» **Directive**: Using the data below, copy each line that includes the word "marker".

» **Data to use**:
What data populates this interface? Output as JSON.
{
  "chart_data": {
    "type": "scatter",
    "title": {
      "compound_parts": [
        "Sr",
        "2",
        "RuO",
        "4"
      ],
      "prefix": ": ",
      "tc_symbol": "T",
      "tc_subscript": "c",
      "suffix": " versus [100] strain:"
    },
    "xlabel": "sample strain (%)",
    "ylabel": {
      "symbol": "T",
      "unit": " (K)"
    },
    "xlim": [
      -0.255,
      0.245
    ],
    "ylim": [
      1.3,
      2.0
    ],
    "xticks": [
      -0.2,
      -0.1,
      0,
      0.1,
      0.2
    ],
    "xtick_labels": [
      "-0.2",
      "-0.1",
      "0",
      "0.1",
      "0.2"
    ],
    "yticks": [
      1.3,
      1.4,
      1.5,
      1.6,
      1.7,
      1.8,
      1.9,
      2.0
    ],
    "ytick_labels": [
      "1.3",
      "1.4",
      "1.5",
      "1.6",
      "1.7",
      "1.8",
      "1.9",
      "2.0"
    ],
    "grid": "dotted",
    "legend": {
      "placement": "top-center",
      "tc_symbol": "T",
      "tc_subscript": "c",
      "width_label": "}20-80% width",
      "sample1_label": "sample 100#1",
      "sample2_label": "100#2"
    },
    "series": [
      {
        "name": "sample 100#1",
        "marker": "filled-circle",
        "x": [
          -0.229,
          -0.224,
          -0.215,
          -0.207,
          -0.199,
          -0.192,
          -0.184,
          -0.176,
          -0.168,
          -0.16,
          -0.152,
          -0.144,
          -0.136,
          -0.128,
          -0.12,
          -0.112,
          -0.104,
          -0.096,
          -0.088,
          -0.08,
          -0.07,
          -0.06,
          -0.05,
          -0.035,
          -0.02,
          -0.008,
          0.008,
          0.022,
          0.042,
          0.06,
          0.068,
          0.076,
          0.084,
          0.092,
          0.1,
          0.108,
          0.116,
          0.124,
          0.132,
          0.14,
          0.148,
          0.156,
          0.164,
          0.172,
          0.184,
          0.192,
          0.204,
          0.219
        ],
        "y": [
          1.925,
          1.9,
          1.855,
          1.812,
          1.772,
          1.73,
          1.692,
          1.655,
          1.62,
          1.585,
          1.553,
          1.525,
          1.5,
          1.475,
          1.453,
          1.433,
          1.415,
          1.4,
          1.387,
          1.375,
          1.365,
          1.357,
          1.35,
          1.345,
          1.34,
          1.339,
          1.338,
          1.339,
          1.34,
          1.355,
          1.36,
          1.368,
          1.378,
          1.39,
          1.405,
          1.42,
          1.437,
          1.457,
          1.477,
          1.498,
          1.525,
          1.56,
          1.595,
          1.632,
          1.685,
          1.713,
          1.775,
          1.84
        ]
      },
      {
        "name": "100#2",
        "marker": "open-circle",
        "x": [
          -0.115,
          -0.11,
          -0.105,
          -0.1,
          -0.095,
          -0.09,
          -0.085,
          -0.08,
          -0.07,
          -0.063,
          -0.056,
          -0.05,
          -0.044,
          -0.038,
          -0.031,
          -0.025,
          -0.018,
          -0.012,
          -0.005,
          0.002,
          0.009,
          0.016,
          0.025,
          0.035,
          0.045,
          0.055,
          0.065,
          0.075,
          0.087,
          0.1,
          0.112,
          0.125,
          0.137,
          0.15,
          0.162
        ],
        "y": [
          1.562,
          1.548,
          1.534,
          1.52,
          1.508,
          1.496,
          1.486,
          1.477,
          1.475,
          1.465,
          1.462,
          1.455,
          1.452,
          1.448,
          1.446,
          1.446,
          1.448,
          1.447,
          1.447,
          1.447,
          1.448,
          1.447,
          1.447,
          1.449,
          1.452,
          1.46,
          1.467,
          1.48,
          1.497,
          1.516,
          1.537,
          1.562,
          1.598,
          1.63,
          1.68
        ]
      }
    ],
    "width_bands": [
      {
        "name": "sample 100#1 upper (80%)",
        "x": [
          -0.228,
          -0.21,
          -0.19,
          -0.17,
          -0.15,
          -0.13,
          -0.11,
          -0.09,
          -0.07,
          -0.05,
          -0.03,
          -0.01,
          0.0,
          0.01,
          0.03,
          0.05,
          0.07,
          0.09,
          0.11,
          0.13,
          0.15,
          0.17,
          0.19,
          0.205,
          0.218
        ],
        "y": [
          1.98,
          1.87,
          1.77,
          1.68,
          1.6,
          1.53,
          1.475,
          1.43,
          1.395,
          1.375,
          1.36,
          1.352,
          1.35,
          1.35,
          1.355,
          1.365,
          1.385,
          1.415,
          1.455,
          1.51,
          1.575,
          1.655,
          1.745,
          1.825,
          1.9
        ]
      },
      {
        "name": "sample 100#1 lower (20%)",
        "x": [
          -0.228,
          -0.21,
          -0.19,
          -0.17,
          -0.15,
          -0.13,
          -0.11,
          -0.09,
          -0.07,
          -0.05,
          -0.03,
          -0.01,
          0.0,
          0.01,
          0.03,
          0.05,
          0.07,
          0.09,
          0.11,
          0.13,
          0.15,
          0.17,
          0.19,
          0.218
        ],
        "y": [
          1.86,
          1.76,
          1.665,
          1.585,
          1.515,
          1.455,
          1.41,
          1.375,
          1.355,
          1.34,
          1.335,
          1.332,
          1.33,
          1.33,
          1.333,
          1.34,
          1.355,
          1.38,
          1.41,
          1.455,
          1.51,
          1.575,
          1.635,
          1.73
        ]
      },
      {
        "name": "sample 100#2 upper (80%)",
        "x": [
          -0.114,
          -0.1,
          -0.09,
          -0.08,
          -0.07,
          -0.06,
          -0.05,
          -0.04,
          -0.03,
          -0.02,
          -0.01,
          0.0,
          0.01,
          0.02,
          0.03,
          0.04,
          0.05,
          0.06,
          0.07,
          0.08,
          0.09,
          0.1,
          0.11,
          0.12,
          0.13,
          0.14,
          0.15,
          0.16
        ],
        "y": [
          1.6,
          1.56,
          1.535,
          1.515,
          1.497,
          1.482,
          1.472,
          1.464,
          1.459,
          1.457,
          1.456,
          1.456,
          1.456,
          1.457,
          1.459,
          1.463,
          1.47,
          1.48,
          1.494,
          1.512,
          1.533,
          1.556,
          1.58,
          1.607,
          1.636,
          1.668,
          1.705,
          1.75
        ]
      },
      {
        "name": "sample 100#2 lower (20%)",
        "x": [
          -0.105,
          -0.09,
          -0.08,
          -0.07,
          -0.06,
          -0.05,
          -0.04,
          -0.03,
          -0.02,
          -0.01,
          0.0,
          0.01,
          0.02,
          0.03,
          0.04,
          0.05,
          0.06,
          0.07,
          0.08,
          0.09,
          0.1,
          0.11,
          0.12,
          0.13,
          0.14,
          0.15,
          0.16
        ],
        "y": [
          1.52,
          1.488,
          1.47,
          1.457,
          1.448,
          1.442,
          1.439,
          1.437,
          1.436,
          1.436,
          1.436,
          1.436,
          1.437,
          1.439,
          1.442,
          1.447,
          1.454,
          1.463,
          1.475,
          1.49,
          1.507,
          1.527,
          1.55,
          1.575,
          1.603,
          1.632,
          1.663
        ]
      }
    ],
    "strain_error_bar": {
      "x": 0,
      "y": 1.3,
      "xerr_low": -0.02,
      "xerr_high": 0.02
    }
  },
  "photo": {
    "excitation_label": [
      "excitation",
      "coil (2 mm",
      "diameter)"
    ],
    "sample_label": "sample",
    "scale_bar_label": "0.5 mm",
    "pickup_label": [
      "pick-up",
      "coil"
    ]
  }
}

» **Exercise result**:
        "marker": "filled-circle",
        "marker": "open-circle",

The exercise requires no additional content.